▶ Exercise: In the entries that follow, how many lines contain the word "amount"? Answer with the number only.

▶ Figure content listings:
○ ○ ○ ○ ○ ○ ○
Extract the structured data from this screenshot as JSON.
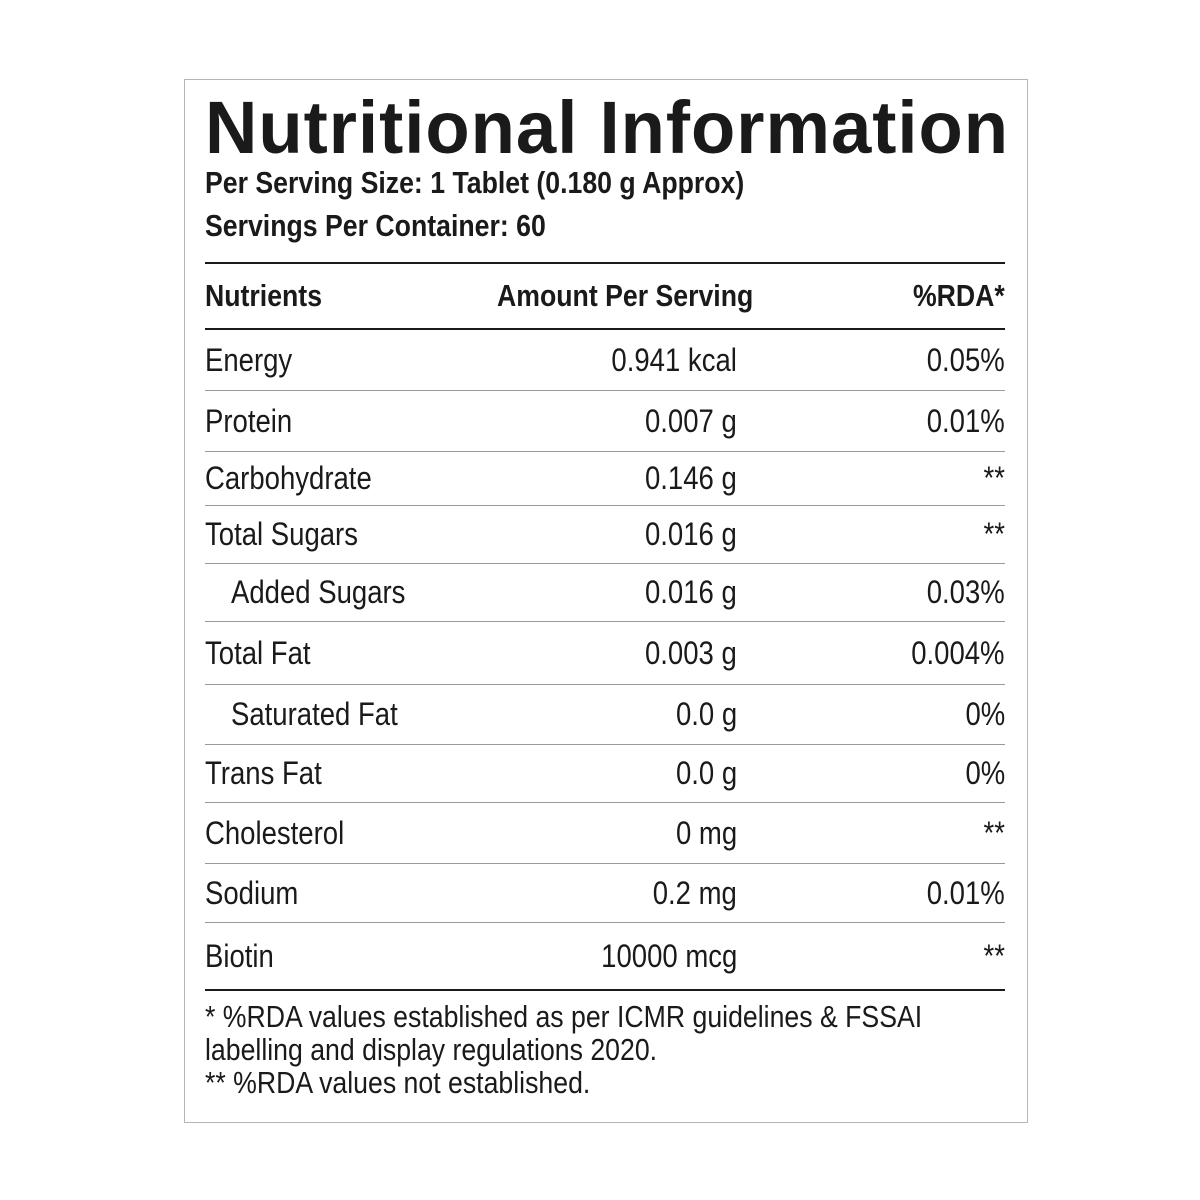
{
  "label": {
    "title": "Nutritional Information",
    "serving_size": "Per Serving Size: 1 Tablet (0.180 g Approx)",
    "servings_per_container": "Servings Per Container: 60"
  },
  "table": {
    "headers": {
      "nutrients": "Nutrients",
      "amount": "Amount Per Serving",
      "rda": "%RDA*"
    },
    "rows": [
      {
        "name": "Energy",
        "amount": "0.941 kcal",
        "rda": "0.05%"
      },
      {
        "name": "Protein",
        "amount": "0.007 g",
        "rda": "0.01%"
      },
      {
        "name": "Carbohydrate",
        "amount": "0.146 g",
        "rda": "**"
      },
      {
        "name": "Total Sugars",
        "amount": "0.016 g",
        "rda": "**"
      },
      {
        "name": "Added Sugars",
        "amount": "0.016 g",
        "rda": "0.03%"
      },
      {
        "name": "Total Fat",
        "amount": "0.003 g",
        "rda": "0.004%"
      },
      {
        "name": "Saturated Fat",
        "amount": "0.0 g",
        "rda": "0%"
      },
      {
        "name": "Trans Fat",
        "amount": "0.0 g",
        "rda": "0%"
      },
      {
        "name": "Cholesterol",
        "amount": "0 mg",
        "rda": "**"
      },
      {
        "name": "Sodium",
        "amount": "0.2 mg",
        "rda": "0.01%"
      },
      {
        "name": "Biotin",
        "amount": "10000 mcg",
        "rda": "**"
      }
    ]
  },
  "footnotes": {
    "line1": "* %RDA values established as per ICMR guidelines & FSSAI",
    "line2": "labelling and display regulations 2020.",
    "line3": "** %RDA values not established."
  }
}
○ ○ ○ ○ ○ ○ ○
▶ Final answer: 12